— Begin Given data —

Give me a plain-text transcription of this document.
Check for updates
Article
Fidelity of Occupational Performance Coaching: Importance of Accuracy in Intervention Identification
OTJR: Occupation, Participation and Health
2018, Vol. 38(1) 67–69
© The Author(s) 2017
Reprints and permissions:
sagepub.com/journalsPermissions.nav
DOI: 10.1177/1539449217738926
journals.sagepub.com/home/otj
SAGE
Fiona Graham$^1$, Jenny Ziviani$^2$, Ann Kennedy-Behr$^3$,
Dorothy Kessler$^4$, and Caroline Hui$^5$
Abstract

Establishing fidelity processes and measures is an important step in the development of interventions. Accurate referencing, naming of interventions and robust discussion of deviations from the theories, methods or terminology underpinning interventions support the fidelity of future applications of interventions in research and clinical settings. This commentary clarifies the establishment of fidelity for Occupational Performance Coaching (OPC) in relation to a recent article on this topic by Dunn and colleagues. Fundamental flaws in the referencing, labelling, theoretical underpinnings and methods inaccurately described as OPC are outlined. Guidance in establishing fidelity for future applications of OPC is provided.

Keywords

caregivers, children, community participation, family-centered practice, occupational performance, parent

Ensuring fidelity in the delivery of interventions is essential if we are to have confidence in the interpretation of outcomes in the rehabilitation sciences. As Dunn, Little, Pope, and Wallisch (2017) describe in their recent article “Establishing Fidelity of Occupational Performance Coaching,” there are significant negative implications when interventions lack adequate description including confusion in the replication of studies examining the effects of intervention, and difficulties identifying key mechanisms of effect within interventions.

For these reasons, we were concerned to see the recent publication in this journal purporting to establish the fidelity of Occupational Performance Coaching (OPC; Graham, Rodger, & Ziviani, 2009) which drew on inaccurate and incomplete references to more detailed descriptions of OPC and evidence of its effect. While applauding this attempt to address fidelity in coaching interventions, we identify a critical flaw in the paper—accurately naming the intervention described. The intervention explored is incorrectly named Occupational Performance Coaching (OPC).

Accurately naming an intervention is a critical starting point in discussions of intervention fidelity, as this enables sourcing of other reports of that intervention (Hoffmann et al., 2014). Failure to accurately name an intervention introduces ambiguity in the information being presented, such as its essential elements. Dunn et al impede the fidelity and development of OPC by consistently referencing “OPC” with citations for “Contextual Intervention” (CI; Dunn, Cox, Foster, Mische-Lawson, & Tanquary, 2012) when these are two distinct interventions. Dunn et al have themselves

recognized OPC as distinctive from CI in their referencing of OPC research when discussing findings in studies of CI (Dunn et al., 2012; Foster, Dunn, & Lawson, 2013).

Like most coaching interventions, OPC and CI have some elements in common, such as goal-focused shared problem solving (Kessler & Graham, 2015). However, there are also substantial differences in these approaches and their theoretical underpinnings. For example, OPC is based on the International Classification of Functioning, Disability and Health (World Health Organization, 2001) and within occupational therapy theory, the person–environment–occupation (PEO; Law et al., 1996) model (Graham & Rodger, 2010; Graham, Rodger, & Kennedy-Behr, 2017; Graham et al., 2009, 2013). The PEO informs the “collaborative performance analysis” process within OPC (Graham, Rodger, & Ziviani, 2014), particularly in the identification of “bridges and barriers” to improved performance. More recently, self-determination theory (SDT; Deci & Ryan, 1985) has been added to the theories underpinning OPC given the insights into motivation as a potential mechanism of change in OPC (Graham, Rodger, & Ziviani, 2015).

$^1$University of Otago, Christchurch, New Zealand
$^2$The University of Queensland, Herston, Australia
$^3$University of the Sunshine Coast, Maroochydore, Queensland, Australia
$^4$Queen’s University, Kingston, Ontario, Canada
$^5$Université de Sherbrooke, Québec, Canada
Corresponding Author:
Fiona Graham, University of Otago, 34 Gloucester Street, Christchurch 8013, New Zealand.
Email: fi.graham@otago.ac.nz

— End Given data —

**What to produce:** Copy out each line in the preceding records that contains "from".

**Final result:**
Establishing fidelity processes and measures is an important step in the development of interventions. Accurate referencing, naming of interventions and robust discussion of deviations from the theories, methods or terminology underpinning interventions support the fidelity of future applications of interventions in research and clinical settings. This commentary clarifies the establishment of fidelity for Occupational Performance Coaching (OPC) in relation to a recent article on this topic by Dunn and colleagues. Fundamental flaws in the referencing, labelling, theoretical underpinnings and methods inaccurately described as OPC are outlined. Guidance in establishing fidelity for future applications of OPC is provided.
recognized OPC as distinctive from CI in their referencing of OPC research when discussing findings in studies of CI (Dunn et al., 2012; Foster, Dunn, & Lawson, 2013).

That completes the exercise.